§ EXERCISE INSTRUCTIONS
Go through the material below and copy all lines with "Soil".

Recorded data
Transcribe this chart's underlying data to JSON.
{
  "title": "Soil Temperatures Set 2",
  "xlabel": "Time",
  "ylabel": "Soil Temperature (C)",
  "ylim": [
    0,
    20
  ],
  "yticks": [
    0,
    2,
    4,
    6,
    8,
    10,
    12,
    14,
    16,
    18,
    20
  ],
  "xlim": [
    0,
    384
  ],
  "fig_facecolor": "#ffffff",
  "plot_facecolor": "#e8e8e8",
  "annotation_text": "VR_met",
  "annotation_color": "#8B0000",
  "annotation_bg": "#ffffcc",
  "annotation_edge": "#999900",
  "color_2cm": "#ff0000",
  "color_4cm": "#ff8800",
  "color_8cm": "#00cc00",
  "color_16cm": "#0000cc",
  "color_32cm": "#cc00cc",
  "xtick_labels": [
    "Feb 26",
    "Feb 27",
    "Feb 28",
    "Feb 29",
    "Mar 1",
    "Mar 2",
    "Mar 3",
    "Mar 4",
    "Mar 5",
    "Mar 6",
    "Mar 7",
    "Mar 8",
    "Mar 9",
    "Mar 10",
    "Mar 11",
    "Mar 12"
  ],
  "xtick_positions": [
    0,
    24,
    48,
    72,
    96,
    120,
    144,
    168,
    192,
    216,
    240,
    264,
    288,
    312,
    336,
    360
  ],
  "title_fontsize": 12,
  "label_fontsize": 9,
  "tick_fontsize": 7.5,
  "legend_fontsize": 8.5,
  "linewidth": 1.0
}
--
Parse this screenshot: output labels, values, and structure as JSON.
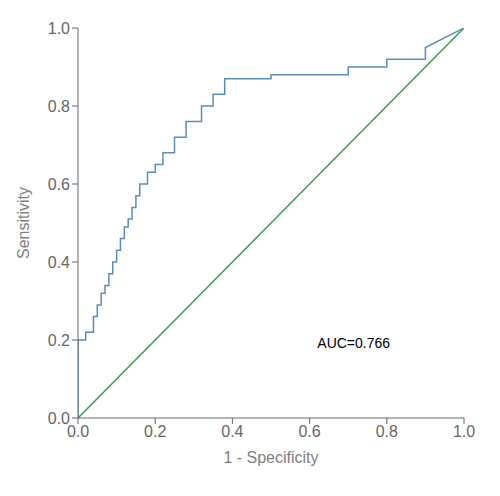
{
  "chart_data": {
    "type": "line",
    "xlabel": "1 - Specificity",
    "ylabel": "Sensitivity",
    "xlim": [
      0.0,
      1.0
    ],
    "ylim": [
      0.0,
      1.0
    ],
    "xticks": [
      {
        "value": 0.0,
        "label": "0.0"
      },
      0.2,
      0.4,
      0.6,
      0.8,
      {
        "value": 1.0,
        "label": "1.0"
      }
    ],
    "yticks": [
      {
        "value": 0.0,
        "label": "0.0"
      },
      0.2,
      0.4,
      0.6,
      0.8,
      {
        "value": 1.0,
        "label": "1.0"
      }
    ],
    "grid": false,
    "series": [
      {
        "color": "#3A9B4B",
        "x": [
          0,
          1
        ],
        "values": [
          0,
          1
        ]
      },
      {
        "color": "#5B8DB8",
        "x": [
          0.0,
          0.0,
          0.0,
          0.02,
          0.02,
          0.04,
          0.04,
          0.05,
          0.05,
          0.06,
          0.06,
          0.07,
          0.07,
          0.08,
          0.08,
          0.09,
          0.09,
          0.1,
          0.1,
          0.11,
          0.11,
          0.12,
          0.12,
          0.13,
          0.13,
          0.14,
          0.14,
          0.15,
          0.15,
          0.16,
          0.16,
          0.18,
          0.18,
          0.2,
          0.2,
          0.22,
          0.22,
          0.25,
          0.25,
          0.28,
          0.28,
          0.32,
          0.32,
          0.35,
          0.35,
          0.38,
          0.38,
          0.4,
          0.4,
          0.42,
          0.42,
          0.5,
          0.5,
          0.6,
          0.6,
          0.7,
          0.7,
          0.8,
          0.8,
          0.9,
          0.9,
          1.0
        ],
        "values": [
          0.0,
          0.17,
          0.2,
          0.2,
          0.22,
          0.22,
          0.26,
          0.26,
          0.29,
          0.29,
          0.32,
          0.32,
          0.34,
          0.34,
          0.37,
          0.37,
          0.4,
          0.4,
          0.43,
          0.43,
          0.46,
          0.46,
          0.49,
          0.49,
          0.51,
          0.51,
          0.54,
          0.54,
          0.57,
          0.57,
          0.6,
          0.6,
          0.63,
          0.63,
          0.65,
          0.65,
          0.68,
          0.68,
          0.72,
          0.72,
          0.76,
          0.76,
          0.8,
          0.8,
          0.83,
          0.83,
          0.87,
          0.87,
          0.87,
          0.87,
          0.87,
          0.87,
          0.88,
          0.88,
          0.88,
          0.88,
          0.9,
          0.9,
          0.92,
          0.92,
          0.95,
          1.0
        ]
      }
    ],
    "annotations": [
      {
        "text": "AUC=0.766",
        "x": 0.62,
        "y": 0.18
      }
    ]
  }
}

§ SOLUTION TO THE PROBLEM
  "title": "Soil Temperatures Set 2",
  "ylabel": "Soil Temperature (C)",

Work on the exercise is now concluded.